(STATED EXERCISE): Leave out the pictures and copy everything else in the entries exactly.

(EXTRACTED MATERIAL):
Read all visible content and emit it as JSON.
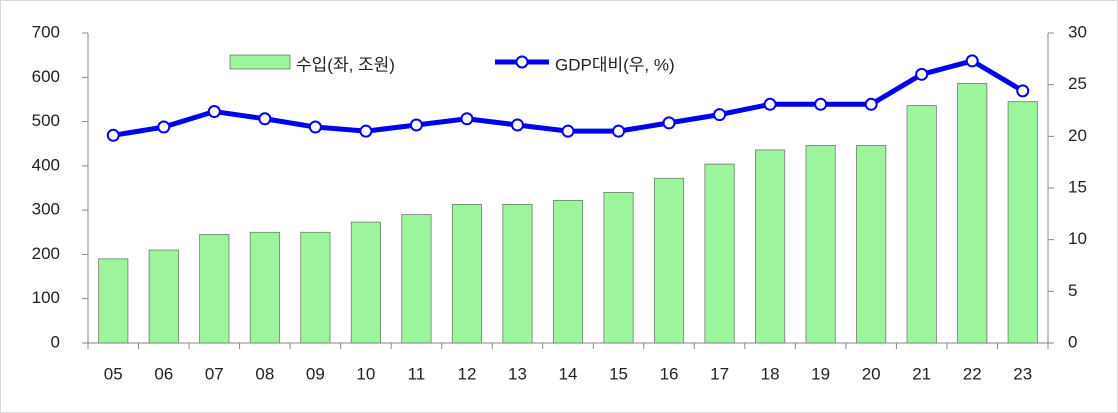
{
  "chart_data": {
    "type": "bar_line",
    "categories": [
      "05",
      "06",
      "07",
      "08",
      "09",
      "10",
      "11",
      "12",
      "13",
      "14",
      "15",
      "16",
      "17",
      "18",
      "19",
      "20",
      "21",
      "22",
      "23"
    ],
    "series": [
      {
        "name": "수입(좌, 조원)",
        "type": "bar",
        "color": "#9cf59c",
        "values": [
          190,
          210,
          245,
          250,
          250,
          273,
          290,
          313,
          313,
          322,
          340,
          372,
          404,
          436,
          446,
          446,
          536,
          586,
          545
        ]
      },
      {
        "name": "GDP대비(우, %)",
        "type": "line",
        "axis": "y2",
        "color": "#0000ee",
        "values": [
          20.1,
          20.9,
          22.4,
          21.7,
          20.9,
          20.5,
          21.1,
          21.7,
          21.1,
          20.5,
          20.5,
          21.3,
          22.1,
          23.1,
          23.1,
          23.1,
          26.0,
          27.3,
          24.4
        ]
      }
    ],
    "ylim": [
      0,
      700
    ],
    "yticks": [
      0,
      100,
      200,
      300,
      400,
      500,
      600,
      700
    ],
    "y2lim": [
      0,
      30
    ],
    "y2ticks": [
      0,
      5,
      10,
      15,
      20,
      25,
      30
    ]
  }
}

(RESULT FOR THIS TASK):
Read all visible content and emit it as JSON.
{
  "chart_data": {
    "type": "bar_line",
    "categories": [
      "05",
      "06",
      "07",
      "08",
      "09",
      "10",
      "11",
      "12",
      "13",
      "14",
      "15",
      "16",
      "17",
      "18",
      "19",
      "20",
      "21",
      "22",
      "23"
    ],
    "series": [
      {
        "name": "수입(좌, 조원)",
        "type": "bar",
        "color": "#9cf59c",
        "values": [
          190,
          210,
          245,
          250,
          250,
          273,
          290,
          313,
          313,
          322,
          340,
          372,
          404,
          436,
          446,
          446,
          536,
          586,
          545
        ]
      },
      {
        "name": "GDP대비(우, %)",
        "type": "line",
        "axis": "y2",
        "color": "#0000ee",
        "values": [
          20.1,
          20.9,
          22.4,
          21.7,
          20.9,
          20.5,
          21.1,
          21.7,
          21.1,
          20.5,
          20.5,
          21.3,
          22.1,
          23.1,
          23.1,
          23.1,
          26.0,
          27.3,
          24.4
        ]
      }
    ],
    "ylim": [
      0,
      700
    ],
    "yticks": [
      0,
      100,
      200,
      300,
      400,
      500,
      600,
      700
    ],
    "y2lim": [
      0,
      30
    ],
    "y2ticks": [
      0,
      5,
      10,
      15,
      20,
      25,
      30
    ]
  }
}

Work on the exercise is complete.